### OBJECTIVE
Narrow the data below down to the lines containing "screenshot".

### RECORDS SHOWN
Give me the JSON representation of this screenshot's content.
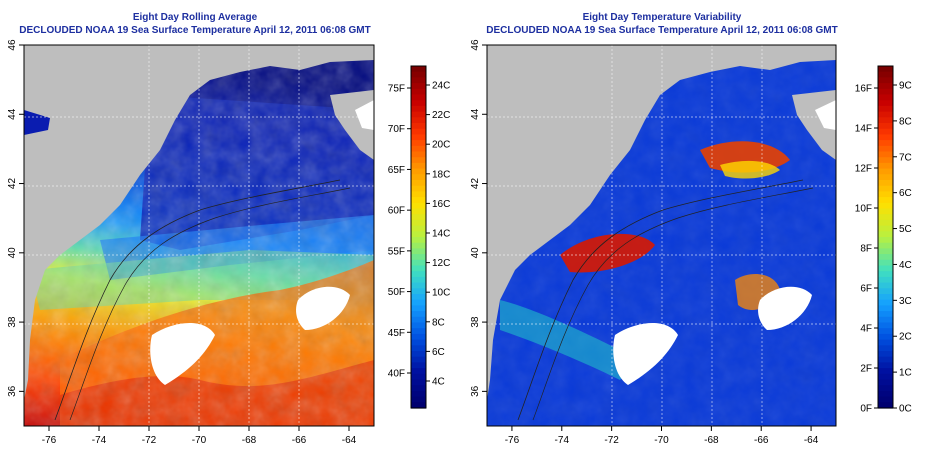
--
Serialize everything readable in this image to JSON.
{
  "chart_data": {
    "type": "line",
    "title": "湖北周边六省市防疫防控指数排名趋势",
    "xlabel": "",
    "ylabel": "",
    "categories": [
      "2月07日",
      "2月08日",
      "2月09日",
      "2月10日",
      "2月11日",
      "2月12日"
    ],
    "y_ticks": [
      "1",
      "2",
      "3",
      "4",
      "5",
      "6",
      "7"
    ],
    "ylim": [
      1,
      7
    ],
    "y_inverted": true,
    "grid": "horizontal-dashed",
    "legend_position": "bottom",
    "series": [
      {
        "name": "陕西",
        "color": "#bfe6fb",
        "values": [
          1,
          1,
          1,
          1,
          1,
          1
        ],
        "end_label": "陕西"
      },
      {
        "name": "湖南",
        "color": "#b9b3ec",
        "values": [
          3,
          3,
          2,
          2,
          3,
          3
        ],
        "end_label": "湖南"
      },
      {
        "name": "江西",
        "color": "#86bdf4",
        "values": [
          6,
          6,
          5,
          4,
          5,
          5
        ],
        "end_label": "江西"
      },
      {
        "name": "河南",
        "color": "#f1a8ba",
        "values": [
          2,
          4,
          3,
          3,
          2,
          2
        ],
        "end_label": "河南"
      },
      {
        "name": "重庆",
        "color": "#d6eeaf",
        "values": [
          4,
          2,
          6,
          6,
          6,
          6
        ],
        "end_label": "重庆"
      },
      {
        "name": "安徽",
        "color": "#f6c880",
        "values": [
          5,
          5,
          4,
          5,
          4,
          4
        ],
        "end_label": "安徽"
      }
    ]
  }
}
...
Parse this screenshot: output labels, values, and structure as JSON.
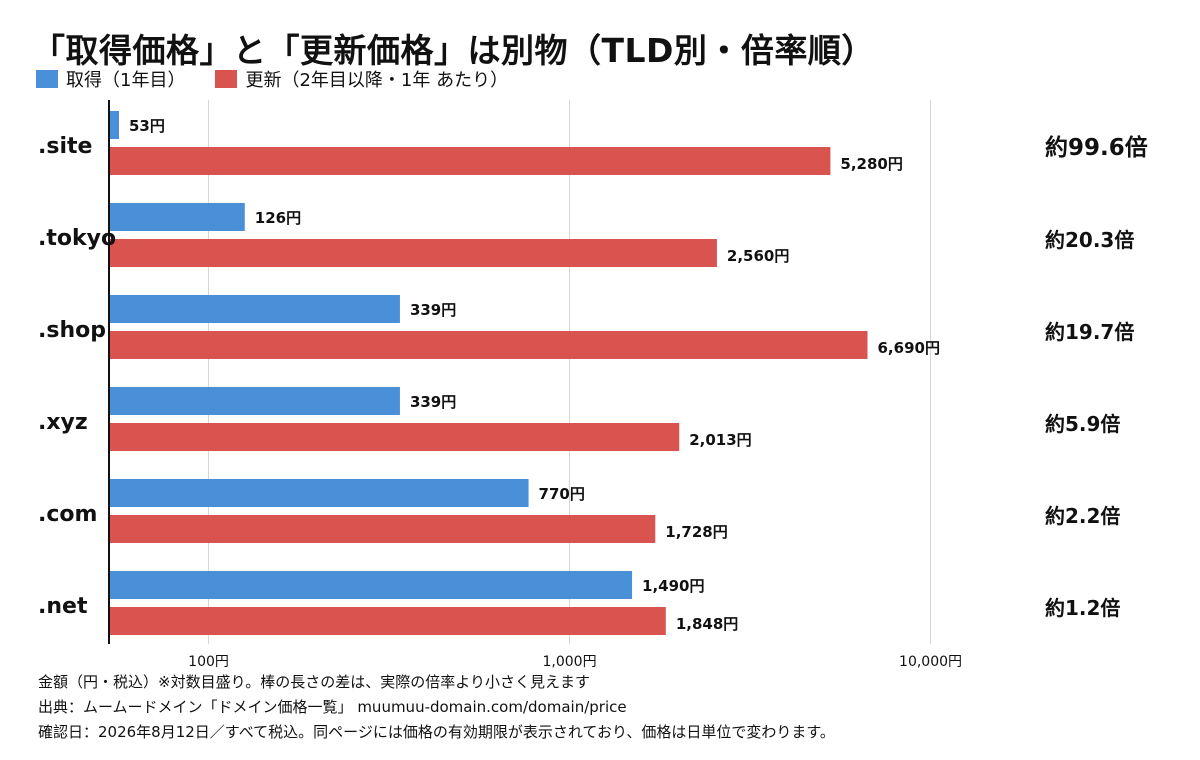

### FINISHED ANSWER
Give me the JSON representation of this screenshot's content.
Parse this screenshot: output labels, values, and structure as JSON.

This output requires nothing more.